Exercise details:
Copy each line of the records that holds the string "Base".

--------------------------------------------------

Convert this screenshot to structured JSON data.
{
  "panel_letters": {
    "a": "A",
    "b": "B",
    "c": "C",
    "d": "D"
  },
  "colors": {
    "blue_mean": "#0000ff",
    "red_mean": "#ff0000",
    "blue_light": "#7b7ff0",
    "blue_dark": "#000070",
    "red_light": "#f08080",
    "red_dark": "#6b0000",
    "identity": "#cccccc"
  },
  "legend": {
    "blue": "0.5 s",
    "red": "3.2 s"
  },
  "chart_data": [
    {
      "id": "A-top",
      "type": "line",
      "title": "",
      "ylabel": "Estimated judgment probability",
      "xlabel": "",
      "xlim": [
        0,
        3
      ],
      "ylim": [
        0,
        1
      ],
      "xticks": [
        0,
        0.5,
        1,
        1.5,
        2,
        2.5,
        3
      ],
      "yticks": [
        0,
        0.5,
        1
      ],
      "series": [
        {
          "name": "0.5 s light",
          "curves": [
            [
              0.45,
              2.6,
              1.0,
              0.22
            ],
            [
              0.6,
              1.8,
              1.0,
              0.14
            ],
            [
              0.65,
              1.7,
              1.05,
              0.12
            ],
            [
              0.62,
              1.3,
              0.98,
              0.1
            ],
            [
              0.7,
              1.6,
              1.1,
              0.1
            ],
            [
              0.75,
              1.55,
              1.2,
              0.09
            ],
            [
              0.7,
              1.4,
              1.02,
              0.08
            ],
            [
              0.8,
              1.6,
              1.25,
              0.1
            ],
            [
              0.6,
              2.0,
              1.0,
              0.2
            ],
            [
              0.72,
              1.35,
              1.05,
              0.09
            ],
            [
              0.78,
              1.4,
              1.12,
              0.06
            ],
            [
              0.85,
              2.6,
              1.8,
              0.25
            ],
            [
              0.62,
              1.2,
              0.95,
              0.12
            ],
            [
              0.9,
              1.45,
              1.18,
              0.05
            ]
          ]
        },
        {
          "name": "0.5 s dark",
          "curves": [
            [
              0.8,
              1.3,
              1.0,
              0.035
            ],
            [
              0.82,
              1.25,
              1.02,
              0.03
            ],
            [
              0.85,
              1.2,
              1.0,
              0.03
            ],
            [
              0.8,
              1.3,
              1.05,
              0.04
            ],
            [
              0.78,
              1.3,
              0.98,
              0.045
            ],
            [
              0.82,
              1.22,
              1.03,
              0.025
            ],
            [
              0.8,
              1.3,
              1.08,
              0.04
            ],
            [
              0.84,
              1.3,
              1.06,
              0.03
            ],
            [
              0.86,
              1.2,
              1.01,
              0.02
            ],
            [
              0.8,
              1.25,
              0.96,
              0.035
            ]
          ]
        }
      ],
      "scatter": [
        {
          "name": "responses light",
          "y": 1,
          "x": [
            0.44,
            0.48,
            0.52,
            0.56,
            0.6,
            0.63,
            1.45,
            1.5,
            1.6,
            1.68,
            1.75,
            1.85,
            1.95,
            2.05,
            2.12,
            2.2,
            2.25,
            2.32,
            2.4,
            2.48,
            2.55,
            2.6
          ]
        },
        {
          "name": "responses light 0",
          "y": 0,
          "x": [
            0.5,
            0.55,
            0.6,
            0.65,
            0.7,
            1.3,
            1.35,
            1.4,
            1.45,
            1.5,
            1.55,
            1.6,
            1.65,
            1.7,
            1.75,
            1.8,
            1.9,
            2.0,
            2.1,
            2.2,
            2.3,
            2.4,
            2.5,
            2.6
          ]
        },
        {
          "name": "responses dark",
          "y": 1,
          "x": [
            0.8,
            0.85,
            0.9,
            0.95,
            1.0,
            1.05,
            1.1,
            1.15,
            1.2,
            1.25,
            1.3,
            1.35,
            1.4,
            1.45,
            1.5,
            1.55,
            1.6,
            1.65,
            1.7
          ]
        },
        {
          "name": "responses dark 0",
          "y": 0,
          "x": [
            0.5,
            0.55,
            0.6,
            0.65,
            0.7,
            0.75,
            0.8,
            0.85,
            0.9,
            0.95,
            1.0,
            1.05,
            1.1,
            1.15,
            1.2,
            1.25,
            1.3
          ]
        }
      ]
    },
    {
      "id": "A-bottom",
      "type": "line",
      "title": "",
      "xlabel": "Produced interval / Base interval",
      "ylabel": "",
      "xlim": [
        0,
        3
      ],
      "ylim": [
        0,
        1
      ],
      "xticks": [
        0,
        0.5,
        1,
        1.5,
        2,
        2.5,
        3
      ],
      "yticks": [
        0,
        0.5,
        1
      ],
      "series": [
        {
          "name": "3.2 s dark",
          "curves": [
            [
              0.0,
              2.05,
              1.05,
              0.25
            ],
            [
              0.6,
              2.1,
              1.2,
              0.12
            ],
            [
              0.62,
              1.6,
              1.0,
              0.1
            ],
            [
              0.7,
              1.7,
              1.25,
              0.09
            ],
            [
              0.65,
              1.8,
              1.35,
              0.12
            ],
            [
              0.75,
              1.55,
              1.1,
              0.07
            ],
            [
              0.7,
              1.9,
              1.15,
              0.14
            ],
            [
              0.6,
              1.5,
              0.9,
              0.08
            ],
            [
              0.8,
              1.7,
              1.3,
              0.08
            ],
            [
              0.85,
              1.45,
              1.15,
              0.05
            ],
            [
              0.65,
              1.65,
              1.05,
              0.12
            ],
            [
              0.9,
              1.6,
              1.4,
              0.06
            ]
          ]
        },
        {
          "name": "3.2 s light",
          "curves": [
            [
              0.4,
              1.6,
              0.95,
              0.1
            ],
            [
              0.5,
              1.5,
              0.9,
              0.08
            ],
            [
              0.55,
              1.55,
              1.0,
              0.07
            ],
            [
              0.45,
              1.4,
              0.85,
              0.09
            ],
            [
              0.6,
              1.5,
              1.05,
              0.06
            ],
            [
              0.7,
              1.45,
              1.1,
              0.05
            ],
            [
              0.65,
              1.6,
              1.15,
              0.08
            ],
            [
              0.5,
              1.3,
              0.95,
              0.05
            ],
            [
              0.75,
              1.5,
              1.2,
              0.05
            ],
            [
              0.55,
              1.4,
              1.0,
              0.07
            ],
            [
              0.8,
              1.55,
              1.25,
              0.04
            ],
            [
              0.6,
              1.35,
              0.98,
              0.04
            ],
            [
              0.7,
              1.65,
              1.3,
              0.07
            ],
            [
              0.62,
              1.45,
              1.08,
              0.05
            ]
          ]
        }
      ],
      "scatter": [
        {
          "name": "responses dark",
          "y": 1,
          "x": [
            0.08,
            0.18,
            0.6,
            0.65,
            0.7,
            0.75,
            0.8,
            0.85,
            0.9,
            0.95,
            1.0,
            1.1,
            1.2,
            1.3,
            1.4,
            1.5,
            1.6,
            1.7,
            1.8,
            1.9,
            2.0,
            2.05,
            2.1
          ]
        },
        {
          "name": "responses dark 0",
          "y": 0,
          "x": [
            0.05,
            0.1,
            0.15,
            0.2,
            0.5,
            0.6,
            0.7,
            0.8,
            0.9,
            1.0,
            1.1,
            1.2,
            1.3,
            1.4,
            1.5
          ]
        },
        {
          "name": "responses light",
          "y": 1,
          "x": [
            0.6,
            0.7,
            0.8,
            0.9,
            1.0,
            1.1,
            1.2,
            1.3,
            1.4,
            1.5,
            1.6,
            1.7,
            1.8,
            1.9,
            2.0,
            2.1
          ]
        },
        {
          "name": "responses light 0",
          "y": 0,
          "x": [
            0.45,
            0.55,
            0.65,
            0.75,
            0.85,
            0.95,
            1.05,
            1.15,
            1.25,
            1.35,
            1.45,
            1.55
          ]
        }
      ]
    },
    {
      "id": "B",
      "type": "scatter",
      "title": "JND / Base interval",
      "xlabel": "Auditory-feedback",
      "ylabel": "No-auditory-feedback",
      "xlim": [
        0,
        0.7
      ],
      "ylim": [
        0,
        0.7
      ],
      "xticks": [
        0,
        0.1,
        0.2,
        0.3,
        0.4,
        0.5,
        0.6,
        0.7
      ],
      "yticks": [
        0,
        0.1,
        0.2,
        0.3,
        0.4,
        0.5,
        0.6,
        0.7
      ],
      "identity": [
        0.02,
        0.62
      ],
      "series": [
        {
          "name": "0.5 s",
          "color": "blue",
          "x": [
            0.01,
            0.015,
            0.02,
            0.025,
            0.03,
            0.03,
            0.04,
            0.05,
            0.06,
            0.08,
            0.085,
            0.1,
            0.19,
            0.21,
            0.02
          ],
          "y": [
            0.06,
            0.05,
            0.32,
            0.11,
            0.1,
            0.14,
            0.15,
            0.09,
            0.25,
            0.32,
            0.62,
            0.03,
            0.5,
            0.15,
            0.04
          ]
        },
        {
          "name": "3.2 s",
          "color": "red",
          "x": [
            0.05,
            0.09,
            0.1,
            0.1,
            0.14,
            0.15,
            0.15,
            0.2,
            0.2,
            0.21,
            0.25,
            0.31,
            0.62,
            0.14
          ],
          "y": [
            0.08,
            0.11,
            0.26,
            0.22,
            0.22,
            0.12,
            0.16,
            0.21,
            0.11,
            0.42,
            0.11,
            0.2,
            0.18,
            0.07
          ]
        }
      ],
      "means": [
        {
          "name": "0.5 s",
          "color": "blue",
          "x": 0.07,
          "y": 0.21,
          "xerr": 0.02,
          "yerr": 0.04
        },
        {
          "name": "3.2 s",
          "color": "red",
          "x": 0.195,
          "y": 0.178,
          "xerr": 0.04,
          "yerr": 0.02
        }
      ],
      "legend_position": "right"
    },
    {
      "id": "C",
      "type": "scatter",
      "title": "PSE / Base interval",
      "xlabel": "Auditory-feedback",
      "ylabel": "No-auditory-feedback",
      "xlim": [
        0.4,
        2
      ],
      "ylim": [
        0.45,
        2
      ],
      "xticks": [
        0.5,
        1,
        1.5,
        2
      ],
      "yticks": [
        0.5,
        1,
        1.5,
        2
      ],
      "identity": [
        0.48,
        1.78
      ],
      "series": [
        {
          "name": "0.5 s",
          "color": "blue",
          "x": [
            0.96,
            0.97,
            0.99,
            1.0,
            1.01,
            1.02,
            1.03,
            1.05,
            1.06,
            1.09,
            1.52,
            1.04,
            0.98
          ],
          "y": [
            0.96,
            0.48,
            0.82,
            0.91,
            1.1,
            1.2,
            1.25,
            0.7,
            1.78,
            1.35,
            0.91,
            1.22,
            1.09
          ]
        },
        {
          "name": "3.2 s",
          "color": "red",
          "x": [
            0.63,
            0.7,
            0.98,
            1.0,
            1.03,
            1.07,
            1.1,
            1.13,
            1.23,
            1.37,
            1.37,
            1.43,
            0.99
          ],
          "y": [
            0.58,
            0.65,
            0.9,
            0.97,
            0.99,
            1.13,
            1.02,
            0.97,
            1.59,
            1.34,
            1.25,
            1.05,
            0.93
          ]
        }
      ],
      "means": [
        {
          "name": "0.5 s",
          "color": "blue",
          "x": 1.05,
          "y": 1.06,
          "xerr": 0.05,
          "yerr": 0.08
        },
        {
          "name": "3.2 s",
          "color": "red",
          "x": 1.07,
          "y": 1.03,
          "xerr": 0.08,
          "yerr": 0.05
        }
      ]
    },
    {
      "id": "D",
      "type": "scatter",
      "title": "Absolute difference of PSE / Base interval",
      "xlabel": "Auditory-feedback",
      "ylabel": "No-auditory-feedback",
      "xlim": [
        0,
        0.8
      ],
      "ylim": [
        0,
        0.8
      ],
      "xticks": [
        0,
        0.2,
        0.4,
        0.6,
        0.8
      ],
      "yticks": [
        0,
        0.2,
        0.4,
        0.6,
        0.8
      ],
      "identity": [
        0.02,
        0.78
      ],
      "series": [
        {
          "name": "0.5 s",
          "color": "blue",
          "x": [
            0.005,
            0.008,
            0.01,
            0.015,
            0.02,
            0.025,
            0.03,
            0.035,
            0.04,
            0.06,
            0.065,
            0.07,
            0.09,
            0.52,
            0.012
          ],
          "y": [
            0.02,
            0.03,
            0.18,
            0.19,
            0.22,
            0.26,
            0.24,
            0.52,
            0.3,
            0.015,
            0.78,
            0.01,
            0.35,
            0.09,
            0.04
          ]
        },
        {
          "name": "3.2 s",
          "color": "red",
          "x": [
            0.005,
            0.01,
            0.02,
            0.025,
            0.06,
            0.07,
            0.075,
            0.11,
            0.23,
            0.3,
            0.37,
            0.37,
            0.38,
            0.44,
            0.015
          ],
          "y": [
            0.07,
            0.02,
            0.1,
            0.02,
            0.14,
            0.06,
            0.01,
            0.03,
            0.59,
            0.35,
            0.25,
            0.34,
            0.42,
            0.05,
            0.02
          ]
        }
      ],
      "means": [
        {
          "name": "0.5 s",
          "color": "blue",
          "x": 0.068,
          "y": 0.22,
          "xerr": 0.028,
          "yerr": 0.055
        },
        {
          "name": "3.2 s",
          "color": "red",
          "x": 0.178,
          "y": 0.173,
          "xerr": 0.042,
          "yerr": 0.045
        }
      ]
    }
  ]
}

--------------------------------------------------

Finished answer:
      "xlabel": "Produced interval / Base interval",
      "title": "JND / Base interval",
      "title": "PSE / Base interval",
      "title": "Absolute difference of PSE / Base interval",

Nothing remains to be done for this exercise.